Exercise brief
Return every line below in which "image" appears.

Source records
..............................

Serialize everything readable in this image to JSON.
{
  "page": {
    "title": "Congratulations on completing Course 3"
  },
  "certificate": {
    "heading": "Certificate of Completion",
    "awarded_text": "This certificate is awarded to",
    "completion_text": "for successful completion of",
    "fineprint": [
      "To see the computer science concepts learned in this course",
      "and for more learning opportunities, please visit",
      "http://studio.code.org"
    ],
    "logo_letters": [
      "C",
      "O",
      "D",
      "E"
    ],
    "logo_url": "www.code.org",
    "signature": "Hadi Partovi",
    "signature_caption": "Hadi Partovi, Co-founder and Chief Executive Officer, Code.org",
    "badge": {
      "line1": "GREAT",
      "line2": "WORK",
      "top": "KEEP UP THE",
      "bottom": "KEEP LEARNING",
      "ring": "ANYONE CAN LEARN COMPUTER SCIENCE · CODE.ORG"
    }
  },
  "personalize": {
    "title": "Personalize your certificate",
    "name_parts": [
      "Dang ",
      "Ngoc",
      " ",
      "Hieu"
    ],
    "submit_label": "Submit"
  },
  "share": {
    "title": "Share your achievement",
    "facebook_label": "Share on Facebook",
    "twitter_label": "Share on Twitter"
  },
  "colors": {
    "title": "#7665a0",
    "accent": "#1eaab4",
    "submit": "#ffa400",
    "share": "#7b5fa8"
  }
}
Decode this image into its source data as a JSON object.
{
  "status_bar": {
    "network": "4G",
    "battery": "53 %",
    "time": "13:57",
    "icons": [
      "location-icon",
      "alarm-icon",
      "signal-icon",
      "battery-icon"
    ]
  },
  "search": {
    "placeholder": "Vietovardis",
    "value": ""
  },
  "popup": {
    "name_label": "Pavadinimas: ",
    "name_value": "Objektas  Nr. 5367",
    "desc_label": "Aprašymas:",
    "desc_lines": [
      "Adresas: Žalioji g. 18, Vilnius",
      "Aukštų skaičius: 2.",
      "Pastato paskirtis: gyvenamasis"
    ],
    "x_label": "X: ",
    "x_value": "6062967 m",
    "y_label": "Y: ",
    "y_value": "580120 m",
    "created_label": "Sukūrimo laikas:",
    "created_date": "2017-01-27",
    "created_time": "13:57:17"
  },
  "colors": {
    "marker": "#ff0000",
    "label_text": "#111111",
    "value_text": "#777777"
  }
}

..............................

Task solution
Serialize everything readable in this image to JSON.
Decode this image into its source data as a JSON object.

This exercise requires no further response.